[Data listing]
§
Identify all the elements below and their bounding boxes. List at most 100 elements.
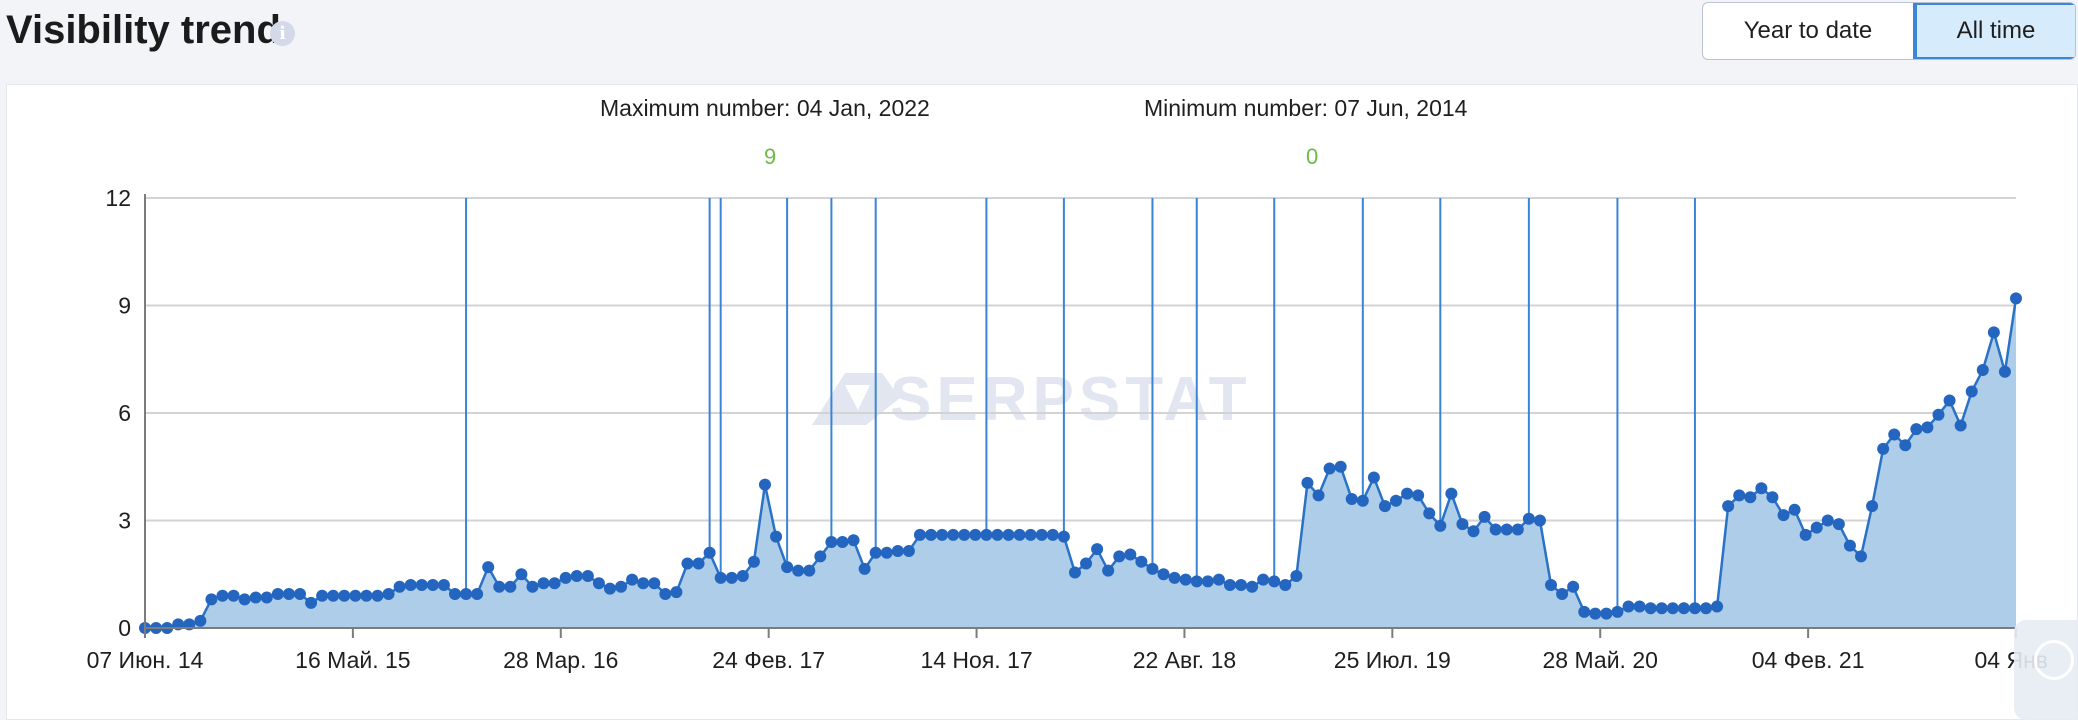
- data-point: [1600, 607, 1613, 620]
- data-point: [1135, 555, 1148, 568]
- data-point: [1832, 518, 1845, 531]
- data-point: [1013, 528, 1026, 541]
- data-point: [648, 577, 661, 590]
- data-point: [1722, 500, 1735, 513]
- data-point: [1246, 580, 1259, 593]
- period-toggle: Year to date All time: [1702, 2, 2076, 60]
- data-point: [1190, 575, 1203, 588]
- data-point: [1766, 491, 1779, 504]
- data-point: [1810, 521, 1823, 534]
- data-point: [1323, 462, 1336, 475]
- info-icon[interactable]: i: [270, 21, 295, 46]
- data-point: [703, 546, 716, 559]
- data-point: [1500, 523, 1513, 536]
- data-point: [1987, 326, 2000, 339]
- scroll-to-top-button[interactable]: [2014, 620, 2078, 720]
- data-point: [1655, 602, 1668, 615]
- data-point: [1589, 607, 1602, 620]
- data-point: [758, 478, 771, 491]
- data-point: [1080, 557, 1093, 570]
- data-point: [227, 589, 240, 602]
- data-point: [1334, 460, 1347, 473]
- data-point: [1932, 408, 1945, 421]
- data-point: [216, 589, 229, 602]
- data-point: [1024, 528, 1037, 541]
- data-point: [603, 582, 616, 595]
- data-point: [327, 589, 340, 602]
- data-point: [1677, 602, 1690, 615]
- data-points: [139, 292, 2022, 634]
- data-point: [991, 528, 1004, 541]
- data-point: [581, 570, 594, 583]
- watermark-text: SERPSTAT: [890, 365, 1252, 434]
- data-point: [482, 561, 495, 574]
- data-point: [1821, 514, 1834, 527]
- data-point: [1899, 439, 1912, 452]
- data-point: [1622, 600, 1635, 613]
- data-point: [1711, 600, 1724, 613]
- data-point: [1511, 523, 1524, 536]
- data-point: [371, 589, 384, 602]
- data-point: [1212, 573, 1225, 586]
- data-point: [1257, 573, 1270, 586]
- data-point: [958, 528, 971, 541]
- data-point: [1633, 600, 1646, 613]
- x-tick-label: 28 Мар. 16: [503, 647, 618, 673]
- data-point: [426, 579, 439, 591]
- data-point: [1367, 471, 1380, 484]
- data-point: [781, 561, 794, 574]
- year-to-date-button[interactable]: Year to date: [1743, 17, 1873, 44]
- data-point: [980, 528, 993, 541]
- y-axis-ticks: 0 3 6 9 12: [105, 185, 131, 641]
- data-point: [238, 593, 251, 606]
- data-point: [1268, 575, 1281, 588]
- data-point: [1412, 489, 1425, 502]
- data-point: [1545, 579, 1558, 591]
- data-point: [493, 580, 506, 593]
- data-point: [260, 591, 273, 604]
- data-point: [1611, 605, 1624, 618]
- data-point: [1688, 602, 1701, 615]
- data-point: [670, 586, 683, 599]
- data-point: [659, 587, 672, 600]
- data-point: [836, 536, 849, 548]
- data-point: [1744, 491, 1757, 504]
- data-point: [1489, 523, 1502, 536]
- data-point: [1091, 543, 1104, 556]
- data-point: [615, 580, 628, 593]
- data-point: [305, 596, 318, 609]
- page-title: Visibility trend: [6, 8, 281, 52]
- x-tick-label: 22 Авг. 18: [1133, 647, 1236, 673]
- data-point: [1201, 575, 1214, 588]
- data-point: [592, 577, 605, 590]
- data-point: [293, 587, 306, 600]
- minimum-number-label: Minimum number: 07 Jun, 2014: [1144, 95, 1468, 121]
- data-point: [1157, 568, 1170, 581]
- data-point: [559, 571, 572, 584]
- data-point: [460, 587, 473, 600]
- data-point: [1855, 550, 1868, 563]
- x-tick-label: 25 Июл. 19: [1334, 647, 1451, 673]
- data-point: [692, 557, 705, 570]
- data-point: [891, 544, 904, 557]
- all-time-button[interactable]: All time: [1913, 3, 2075, 59]
- data-point: [1146, 562, 1159, 575]
- y-tick-label: 6: [118, 400, 131, 426]
- data-point: [858, 562, 871, 575]
- data-point: [1799, 528, 1812, 541]
- data-point: [1124, 548, 1137, 561]
- data-point: [1113, 550, 1126, 563]
- data-point: [1777, 509, 1790, 522]
- data-point: [1478, 510, 1491, 523]
- data-point: [382, 587, 395, 600]
- series-area: [145, 298, 2016, 628]
- data-point: [1102, 564, 1115, 577]
- data-point: [714, 571, 727, 584]
- data-point: [548, 577, 561, 590]
- data-point: [2010, 292, 2022, 305]
- data-point: [1401, 487, 1414, 500]
- data-point: [825, 536, 838, 548]
- data-point: [1533, 514, 1546, 527]
- data-point: [1644, 602, 1657, 615]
§
Reproduce every item above word for word, leaving out the pictures.

Identify all the elements below and their bounding boxes. List at most 100 elements.
- data-point: [1600, 607, 1613, 620]
- data-point: [1135, 555, 1148, 568]
- data-point: [1832, 518, 1845, 531]
- data-point: [1013, 528, 1026, 541]
- data-point: [648, 577, 661, 590]
- data-point: [1722, 500, 1735, 513]
- data-point: [1246, 580, 1259, 593]
- period-toggle: Year to date All time: [1702, 2, 2076, 60]
- data-point: [1190, 575, 1203, 588]
- data-point: [1766, 491, 1779, 504]
- data-point: [1810, 521, 1823, 534]
- data-point: [1323, 462, 1336, 475]
- info-icon[interactable]: i: [270, 21, 295, 46]
- data-point: [703, 546, 716, 559]
- data-point: [1500, 523, 1513, 536]
- data-point: [1987, 326, 2000, 339]
- scroll-to-top-button[interactable]: [2014, 620, 2078, 720]
- data-point: [1655, 602, 1668, 615]
- data-point: [1589, 607, 1602, 620]
- data-point: [758, 478, 771, 491]
- data-point: [1080, 557, 1093, 570]
- data-point: [227, 589, 240, 602]
- data-point: [1334, 460, 1347, 473]
- data-point: [1932, 408, 1945, 421]
- data-point: [216, 589, 229, 602]
- data-point: [1024, 528, 1037, 541]
- data-point: [603, 582, 616, 595]
- data-point: [327, 589, 340, 602]
- data-point: [1677, 602, 1690, 615]
- data-points: [139, 292, 2022, 634]
- data-point: [991, 528, 1004, 541]
- data-point: [581, 570, 594, 583]
- watermark-text: SERPSTAT: [890, 365, 1252, 434]
- data-point: [482, 561, 495, 574]
- data-point: [1821, 514, 1834, 527]
- data-point: [1899, 439, 1912, 452]
- data-point: [1622, 600, 1635, 613]
- data-point: [1711, 600, 1724, 613]
- data-point: [1511, 523, 1524, 536]
- data-point: [371, 589, 384, 602]
- data-point: [1212, 573, 1225, 586]
- data-point: [1257, 573, 1270, 586]
- data-point: [958, 528, 971, 541]
- data-point: [1633, 600, 1646, 613]
- x-tick-label: 28 Мар. 16: [503, 647, 618, 673]
- data-point: [426, 579, 439, 591]
- data-point: [1367, 471, 1380, 484]
- data-point: [781, 561, 794, 574]
- year-to-date-button[interactable]: Year to date: [1743, 17, 1873, 44]
- data-point: [980, 528, 993, 541]
- y-axis-ticks: 0 3 6 9 12: [105, 185, 131, 641]
- data-point: [238, 593, 251, 606]
- data-point: [1268, 575, 1281, 588]
- data-point: [1412, 489, 1425, 502]
- data-point: [1545, 579, 1558, 591]
- data-point: [493, 580, 506, 593]
- data-point: [260, 591, 273, 604]
- data-point: [1611, 605, 1624, 618]
- data-point: [1688, 602, 1701, 615]
- data-point: [670, 586, 683, 599]
- data-point: [659, 587, 672, 600]
- data-point: [836, 536, 849, 548]
- data-point: [1744, 491, 1757, 504]
- data-point: [1489, 523, 1502, 536]
- data-point: [1091, 543, 1104, 556]
- data-point: [615, 580, 628, 593]
- data-point: [305, 596, 318, 609]
- page-title: Visibility trend: [6, 8, 281, 52]
- x-tick-label: 22 Авг. 18: [1133, 647, 1236, 673]
- data-point: [1201, 575, 1214, 588]
- data-point: [592, 577, 605, 590]
- data-point: [293, 587, 306, 600]
- minimum-number-label: Minimum number: 07 Jun, 2014: [1144, 95, 1468, 121]
- data-point: [1157, 568, 1170, 581]
- data-point: [559, 571, 572, 584]
- data-point: [460, 587, 473, 600]
- data-point: [1855, 550, 1868, 563]
- x-tick-label: 25 Июл. 19: [1334, 647, 1451, 673]
- data-point: [692, 557, 705, 570]
- data-point: [891, 544, 904, 557]
- all-time-button[interactable]: All time: [1913, 3, 2075, 59]
- data-point: [1146, 562, 1159, 575]
- y-tick-label: 6: [118, 400, 131, 426]
- data-point: [858, 562, 871, 575]
- data-point: [1799, 528, 1812, 541]
- data-point: [1124, 548, 1137, 561]
- data-point: [1113, 550, 1126, 563]
- data-point: [1777, 509, 1790, 522]
- data-point: [1478, 510, 1491, 523]
- data-point: [382, 587, 395, 600]
- series-area: [145, 298, 2016, 628]
- data-point: [1102, 564, 1115, 577]
- data-point: [714, 571, 727, 584]
- data-point: [548, 577, 561, 590]
- data-point: [2010, 292, 2022, 305]
- data-point: [1401, 487, 1414, 500]
- data-point: [825, 536, 838, 548]
- data-point: [1533, 514, 1546, 527]
- data-point: [1644, 602, 1657, 615]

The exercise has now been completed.